==== INPUT FOR THIS TASK

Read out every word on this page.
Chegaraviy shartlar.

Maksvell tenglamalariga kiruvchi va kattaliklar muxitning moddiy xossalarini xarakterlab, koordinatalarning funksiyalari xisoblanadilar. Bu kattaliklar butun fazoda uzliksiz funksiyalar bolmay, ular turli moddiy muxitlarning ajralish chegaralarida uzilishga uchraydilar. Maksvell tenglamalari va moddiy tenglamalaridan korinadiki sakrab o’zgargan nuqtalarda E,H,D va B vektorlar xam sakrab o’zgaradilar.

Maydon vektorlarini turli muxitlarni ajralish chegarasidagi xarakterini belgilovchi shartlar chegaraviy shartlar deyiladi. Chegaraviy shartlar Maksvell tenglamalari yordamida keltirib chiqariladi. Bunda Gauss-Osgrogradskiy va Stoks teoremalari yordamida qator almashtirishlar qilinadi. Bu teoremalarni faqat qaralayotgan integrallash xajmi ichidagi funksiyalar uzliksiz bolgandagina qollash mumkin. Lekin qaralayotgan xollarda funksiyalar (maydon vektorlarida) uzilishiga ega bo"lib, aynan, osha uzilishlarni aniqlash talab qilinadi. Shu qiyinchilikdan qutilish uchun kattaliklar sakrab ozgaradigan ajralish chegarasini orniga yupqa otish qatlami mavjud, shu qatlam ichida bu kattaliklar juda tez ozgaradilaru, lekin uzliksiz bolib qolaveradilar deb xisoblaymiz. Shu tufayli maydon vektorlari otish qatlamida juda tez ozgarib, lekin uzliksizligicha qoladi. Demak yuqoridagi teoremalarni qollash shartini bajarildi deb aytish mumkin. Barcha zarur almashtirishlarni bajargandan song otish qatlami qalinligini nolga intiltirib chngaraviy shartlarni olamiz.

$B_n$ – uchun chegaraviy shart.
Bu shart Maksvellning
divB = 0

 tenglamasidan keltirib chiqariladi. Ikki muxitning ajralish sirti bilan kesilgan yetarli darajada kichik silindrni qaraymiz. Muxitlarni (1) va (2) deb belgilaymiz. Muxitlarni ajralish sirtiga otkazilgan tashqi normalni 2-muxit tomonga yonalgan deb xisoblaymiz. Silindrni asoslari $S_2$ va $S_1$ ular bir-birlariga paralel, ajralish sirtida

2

========

* _SET TASK_
Pull out every line in the data above that has the word "ular".

* _EXERCISE SOLUTION_
Maksvell tenglamalariga kiruvchi va kattaliklar muxitning moddiy xossalarini xarakterlab, koordinatalarning funksiyalari xisoblanadilar. Bu kattaliklar butun fazoda uzliksiz funksiyalar bolmay, ular turli moddiy muxitlarning ajralish chegaralarida uzilishga uchraydilar. Maksvell tenglamalari va moddiy tenglamalaridan korinadiki sakrab o’zgargan nuqtalarda E,H,D va B vektorlar xam sakrab o’zgaradilar.
 tenglamasidan keltirib chiqariladi. Ikki muxitning ajralish sirti bilan kesilgan yetarli darajada kichik silindrni qaraymiz. Muxitlarni (1) va (2) deb belgilaymiz. Muxitlarni ajralish sirtiga otkazilgan tashqi normalni 2-muxit tomonga yonalgan deb xisoblaymiz. Silindrni asoslari $S_2$ va $S_1$ ular bir-birlariga paralel, ajralish sirtida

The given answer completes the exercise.